• [Stated goal] Below are the records. List every line holding the word "corrigere".
---------- Stored records
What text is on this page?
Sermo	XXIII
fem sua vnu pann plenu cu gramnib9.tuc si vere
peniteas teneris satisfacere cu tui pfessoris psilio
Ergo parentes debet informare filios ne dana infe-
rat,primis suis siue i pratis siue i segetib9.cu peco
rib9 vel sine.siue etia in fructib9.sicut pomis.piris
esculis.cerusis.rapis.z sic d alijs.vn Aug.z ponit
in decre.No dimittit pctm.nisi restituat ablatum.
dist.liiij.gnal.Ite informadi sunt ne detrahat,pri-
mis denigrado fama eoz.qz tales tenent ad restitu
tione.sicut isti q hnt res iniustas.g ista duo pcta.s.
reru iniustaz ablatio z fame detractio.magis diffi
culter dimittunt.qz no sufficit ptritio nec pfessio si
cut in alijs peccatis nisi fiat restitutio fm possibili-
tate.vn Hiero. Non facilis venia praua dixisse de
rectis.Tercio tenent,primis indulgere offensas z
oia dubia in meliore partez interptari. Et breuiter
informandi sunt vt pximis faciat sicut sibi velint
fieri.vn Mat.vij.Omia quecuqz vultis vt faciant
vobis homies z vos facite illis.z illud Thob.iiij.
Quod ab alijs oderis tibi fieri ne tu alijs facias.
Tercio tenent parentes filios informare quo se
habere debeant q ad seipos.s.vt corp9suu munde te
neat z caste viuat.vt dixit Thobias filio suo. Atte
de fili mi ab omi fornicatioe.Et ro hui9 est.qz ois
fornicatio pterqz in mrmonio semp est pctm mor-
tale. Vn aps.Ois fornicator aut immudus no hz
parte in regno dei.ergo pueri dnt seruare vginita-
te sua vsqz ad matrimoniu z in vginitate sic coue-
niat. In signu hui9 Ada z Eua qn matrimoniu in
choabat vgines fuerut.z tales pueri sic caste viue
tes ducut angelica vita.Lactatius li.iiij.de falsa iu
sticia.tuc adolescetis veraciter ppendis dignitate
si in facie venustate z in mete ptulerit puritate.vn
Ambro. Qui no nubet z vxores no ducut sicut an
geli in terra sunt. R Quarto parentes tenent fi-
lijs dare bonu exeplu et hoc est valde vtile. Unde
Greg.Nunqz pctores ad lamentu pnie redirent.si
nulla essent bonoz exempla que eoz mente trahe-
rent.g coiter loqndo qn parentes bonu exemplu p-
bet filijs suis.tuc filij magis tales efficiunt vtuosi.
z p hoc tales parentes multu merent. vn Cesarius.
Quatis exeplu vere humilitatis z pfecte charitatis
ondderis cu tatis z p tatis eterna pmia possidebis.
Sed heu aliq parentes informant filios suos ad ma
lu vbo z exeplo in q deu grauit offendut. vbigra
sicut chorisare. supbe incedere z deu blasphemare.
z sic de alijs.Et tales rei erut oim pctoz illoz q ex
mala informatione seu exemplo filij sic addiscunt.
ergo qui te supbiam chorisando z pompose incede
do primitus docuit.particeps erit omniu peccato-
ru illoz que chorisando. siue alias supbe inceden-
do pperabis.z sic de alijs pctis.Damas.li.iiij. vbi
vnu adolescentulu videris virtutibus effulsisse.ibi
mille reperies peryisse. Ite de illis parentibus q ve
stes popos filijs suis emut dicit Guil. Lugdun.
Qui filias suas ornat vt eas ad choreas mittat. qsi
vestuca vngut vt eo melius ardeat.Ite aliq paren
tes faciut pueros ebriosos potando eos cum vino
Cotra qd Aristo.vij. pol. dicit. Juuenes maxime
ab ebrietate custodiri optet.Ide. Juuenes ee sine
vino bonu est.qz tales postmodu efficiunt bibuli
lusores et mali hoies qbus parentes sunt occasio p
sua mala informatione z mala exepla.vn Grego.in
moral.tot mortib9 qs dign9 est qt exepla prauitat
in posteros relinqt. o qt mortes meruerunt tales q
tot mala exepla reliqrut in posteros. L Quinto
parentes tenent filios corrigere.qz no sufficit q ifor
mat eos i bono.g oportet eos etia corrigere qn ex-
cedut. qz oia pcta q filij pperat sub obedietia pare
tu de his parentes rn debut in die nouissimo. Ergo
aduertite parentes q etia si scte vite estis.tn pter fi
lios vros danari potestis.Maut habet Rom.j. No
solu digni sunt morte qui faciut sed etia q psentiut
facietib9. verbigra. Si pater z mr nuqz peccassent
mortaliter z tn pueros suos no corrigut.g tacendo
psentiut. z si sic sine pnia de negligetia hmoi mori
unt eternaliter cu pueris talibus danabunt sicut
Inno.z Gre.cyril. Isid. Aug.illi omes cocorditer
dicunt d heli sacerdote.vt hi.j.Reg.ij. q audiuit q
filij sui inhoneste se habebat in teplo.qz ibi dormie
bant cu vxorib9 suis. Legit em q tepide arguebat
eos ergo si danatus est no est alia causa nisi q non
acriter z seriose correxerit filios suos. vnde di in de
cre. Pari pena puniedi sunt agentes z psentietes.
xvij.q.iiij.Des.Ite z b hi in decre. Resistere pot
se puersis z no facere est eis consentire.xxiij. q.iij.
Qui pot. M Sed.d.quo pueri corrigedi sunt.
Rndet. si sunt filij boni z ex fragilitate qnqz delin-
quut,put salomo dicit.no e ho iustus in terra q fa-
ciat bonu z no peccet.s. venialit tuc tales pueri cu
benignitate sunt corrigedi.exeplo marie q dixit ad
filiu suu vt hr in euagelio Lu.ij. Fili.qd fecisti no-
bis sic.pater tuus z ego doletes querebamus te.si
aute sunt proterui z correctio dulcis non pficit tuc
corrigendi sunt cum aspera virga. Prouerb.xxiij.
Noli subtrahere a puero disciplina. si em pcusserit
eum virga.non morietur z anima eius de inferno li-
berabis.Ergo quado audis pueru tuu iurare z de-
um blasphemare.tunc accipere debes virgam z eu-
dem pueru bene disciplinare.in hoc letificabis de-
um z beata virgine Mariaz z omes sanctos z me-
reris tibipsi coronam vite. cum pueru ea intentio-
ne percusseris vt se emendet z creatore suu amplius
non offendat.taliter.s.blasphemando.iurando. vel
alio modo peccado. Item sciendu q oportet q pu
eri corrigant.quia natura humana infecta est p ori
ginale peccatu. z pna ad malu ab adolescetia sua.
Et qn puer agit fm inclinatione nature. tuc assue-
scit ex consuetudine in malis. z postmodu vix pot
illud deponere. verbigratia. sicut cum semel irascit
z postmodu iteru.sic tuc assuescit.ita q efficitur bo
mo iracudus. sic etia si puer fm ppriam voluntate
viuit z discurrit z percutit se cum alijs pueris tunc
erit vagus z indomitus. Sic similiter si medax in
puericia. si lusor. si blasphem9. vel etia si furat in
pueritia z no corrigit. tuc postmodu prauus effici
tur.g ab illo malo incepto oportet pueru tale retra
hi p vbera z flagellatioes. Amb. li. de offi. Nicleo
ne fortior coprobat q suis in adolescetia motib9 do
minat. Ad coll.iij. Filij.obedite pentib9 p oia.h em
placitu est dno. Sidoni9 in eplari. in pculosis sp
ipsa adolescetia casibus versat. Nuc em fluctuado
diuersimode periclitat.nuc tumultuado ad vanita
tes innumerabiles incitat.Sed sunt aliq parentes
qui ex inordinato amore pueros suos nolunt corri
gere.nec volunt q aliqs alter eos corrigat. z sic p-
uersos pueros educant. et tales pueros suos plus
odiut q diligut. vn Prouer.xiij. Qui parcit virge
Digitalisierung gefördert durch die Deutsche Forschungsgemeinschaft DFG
--------------------
• [Result for this exercise]
parentes tenent filios corrigere.qz no sufficit q ifor
mat eos i bono.g oportet eos etia corrigere qn ex-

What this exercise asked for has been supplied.